*Short task*
Give the number of lines that include the word "crores", nothing more.

(Dataset rows about figures)
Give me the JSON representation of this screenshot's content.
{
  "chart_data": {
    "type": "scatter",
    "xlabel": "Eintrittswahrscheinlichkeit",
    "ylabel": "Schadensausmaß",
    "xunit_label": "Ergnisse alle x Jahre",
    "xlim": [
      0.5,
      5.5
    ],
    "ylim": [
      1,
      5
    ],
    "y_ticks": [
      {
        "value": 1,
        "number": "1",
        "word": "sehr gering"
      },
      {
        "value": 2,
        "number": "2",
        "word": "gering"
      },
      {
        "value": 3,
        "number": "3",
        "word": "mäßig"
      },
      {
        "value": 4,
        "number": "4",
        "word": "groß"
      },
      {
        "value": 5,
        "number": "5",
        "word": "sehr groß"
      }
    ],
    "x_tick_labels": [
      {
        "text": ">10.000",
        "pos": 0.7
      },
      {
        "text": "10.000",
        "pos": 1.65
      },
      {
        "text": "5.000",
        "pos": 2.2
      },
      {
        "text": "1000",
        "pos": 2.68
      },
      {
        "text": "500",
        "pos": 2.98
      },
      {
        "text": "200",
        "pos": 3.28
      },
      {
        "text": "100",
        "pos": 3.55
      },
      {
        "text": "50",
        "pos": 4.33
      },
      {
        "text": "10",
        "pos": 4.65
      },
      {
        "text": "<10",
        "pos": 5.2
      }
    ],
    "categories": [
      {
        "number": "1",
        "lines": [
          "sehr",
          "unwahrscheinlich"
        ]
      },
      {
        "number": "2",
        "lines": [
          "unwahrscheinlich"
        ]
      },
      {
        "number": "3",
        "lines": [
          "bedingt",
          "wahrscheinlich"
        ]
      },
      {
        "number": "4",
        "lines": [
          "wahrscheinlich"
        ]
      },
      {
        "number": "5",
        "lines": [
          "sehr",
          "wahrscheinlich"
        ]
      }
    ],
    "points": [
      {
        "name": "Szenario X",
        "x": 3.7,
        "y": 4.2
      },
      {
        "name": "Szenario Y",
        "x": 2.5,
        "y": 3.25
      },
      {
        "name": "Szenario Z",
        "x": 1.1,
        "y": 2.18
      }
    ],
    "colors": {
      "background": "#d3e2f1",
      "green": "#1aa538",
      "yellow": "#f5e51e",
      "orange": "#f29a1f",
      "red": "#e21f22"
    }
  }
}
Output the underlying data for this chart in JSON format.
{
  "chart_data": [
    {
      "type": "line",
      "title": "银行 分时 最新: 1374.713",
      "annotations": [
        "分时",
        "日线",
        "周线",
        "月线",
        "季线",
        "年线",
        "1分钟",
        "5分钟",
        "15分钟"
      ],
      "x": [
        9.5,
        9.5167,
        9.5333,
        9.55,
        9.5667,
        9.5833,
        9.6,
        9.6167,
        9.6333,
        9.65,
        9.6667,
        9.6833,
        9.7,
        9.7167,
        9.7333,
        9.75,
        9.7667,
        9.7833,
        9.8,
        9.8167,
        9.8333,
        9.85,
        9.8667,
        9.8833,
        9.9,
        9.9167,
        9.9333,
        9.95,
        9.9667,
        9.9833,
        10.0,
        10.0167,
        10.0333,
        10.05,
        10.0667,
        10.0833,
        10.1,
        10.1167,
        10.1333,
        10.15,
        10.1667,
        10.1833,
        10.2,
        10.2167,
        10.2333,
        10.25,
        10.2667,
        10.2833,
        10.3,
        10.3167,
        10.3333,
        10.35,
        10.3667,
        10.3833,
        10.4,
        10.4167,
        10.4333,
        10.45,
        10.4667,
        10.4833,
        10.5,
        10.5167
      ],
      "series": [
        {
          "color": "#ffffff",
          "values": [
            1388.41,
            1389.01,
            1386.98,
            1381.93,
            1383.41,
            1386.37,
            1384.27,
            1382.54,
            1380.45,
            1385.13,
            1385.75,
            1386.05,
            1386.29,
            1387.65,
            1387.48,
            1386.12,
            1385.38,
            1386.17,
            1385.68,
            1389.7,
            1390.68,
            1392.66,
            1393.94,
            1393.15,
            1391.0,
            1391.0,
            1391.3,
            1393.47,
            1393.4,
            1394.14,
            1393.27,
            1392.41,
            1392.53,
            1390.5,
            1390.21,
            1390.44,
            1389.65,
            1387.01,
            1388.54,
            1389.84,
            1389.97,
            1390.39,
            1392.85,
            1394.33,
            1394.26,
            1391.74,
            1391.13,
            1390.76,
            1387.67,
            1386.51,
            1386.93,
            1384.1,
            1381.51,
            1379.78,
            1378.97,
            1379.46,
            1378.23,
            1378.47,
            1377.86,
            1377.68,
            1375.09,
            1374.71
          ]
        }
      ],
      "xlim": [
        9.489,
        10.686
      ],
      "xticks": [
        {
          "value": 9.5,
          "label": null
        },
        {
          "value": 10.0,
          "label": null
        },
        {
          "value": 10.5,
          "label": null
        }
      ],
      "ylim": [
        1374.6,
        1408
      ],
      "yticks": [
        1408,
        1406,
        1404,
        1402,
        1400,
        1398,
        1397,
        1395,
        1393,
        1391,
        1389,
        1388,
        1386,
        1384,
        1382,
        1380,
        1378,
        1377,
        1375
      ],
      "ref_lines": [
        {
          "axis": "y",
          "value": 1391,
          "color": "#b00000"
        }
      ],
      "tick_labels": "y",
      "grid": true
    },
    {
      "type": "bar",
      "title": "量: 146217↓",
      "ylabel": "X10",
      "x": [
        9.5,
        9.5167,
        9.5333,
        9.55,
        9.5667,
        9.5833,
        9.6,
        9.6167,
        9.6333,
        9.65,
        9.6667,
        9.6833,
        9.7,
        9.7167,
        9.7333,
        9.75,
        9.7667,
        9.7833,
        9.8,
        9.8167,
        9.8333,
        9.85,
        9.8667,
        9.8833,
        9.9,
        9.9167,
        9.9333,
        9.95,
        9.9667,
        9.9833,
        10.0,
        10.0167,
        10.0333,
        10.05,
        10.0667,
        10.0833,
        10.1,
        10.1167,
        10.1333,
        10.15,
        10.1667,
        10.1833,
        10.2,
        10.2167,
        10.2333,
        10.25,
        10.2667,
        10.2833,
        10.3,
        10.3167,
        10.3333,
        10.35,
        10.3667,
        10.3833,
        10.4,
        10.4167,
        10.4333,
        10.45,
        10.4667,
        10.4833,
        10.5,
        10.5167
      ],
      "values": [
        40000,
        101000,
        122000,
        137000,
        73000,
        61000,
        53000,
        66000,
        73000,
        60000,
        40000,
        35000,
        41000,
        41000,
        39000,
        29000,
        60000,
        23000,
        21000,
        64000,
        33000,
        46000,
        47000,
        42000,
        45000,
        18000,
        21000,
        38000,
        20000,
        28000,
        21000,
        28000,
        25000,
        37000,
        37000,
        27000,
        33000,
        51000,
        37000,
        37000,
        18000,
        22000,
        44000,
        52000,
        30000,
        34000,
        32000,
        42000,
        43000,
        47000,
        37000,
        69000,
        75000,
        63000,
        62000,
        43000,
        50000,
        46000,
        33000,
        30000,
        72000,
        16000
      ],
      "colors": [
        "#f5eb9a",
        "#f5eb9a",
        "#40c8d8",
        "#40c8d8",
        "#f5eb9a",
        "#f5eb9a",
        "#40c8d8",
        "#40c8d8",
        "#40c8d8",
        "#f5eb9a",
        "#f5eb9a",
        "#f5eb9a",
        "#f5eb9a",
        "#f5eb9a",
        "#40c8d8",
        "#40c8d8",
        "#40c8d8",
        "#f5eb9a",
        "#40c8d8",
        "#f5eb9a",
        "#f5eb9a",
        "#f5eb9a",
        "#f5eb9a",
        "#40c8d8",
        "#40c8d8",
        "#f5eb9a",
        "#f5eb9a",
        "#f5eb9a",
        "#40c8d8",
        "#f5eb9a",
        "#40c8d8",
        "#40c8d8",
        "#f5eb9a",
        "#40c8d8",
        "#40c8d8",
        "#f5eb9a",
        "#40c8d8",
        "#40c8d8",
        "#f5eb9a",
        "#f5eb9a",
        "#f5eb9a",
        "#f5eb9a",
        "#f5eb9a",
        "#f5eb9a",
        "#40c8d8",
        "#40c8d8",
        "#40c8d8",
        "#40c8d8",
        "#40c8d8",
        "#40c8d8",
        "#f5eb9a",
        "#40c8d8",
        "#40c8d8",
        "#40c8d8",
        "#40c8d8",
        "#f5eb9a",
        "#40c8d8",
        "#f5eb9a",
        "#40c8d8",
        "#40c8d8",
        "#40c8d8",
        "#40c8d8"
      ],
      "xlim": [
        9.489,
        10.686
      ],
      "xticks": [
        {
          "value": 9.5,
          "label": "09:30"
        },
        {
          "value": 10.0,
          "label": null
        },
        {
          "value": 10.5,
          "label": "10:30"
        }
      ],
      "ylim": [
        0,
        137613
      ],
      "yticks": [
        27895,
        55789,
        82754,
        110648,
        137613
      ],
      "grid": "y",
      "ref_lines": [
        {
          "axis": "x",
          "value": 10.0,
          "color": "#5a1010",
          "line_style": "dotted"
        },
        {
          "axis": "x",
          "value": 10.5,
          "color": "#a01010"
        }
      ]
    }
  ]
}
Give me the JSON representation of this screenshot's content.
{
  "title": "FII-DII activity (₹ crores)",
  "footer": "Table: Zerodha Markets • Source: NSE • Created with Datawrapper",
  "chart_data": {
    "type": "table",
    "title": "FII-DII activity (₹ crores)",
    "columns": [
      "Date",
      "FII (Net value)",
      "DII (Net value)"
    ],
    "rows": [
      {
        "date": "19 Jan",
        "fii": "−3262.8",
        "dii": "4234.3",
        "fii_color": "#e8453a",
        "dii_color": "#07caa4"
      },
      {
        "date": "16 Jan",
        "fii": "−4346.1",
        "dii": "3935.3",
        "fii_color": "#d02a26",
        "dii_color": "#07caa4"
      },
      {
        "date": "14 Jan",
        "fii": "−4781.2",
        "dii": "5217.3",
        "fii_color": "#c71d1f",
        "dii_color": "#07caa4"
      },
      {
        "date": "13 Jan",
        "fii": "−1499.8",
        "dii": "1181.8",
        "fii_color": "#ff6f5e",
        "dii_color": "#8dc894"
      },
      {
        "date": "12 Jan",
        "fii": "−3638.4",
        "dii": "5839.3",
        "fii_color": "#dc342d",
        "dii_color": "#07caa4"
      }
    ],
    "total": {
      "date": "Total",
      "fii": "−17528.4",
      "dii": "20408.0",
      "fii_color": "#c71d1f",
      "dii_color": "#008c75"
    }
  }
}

*Answer to this exercise*
2